Your instructions =
Find every line in the items below that contains the word "square", and copy each of those lines. Case counts.

[BEGIN Given information]

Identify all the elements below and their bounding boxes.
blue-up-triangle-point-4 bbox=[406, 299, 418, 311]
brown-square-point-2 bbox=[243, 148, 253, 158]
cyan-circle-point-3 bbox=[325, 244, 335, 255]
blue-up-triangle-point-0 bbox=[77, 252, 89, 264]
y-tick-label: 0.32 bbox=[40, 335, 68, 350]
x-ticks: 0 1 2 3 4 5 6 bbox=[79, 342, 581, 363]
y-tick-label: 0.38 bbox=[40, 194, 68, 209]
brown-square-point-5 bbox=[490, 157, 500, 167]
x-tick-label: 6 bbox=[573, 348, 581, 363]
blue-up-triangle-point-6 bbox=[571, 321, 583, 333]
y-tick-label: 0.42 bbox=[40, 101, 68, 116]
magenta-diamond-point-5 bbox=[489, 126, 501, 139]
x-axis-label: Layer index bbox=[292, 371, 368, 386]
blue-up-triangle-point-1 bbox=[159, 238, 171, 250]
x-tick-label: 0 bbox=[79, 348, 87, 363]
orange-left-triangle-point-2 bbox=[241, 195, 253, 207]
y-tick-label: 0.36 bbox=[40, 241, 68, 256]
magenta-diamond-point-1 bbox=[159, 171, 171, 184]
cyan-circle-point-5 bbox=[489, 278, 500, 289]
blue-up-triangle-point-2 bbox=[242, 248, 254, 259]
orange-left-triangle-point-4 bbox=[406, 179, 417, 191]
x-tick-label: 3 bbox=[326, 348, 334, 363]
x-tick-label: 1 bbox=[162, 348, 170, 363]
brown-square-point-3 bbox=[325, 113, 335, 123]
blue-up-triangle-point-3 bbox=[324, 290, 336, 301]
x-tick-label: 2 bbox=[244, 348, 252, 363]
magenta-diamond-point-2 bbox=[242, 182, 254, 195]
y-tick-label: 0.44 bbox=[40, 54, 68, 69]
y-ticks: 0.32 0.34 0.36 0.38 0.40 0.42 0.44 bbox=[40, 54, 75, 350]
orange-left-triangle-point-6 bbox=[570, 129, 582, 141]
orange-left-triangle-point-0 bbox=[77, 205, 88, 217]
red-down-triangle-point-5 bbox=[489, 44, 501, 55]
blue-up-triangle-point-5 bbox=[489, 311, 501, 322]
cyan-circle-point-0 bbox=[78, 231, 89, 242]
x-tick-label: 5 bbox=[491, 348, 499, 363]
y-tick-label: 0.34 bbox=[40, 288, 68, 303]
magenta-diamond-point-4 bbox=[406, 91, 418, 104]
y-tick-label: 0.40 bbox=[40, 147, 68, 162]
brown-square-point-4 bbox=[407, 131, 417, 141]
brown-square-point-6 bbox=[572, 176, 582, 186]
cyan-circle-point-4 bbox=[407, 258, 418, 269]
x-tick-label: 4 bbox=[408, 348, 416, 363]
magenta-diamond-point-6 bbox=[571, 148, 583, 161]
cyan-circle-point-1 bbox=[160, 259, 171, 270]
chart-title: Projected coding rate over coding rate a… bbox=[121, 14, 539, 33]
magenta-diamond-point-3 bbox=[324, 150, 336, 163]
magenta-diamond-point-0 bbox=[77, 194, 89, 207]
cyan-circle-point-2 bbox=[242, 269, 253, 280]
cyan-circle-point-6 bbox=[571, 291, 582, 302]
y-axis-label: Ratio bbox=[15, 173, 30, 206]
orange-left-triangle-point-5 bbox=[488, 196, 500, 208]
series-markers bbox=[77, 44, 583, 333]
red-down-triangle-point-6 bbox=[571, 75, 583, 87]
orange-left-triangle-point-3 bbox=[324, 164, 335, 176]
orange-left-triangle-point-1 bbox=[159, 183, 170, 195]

[END Given information]

Written solution =
brown-square-point-2 bbox=[243, 148, 253, 158]
brown-square-point-5 bbox=[490, 157, 500, 167]
brown-square-point-3 bbox=[325, 113, 335, 123]
brown-square-point-4 bbox=[407, 131, 417, 141]
brown-square-point-6 bbox=[572, 176, 582, 186]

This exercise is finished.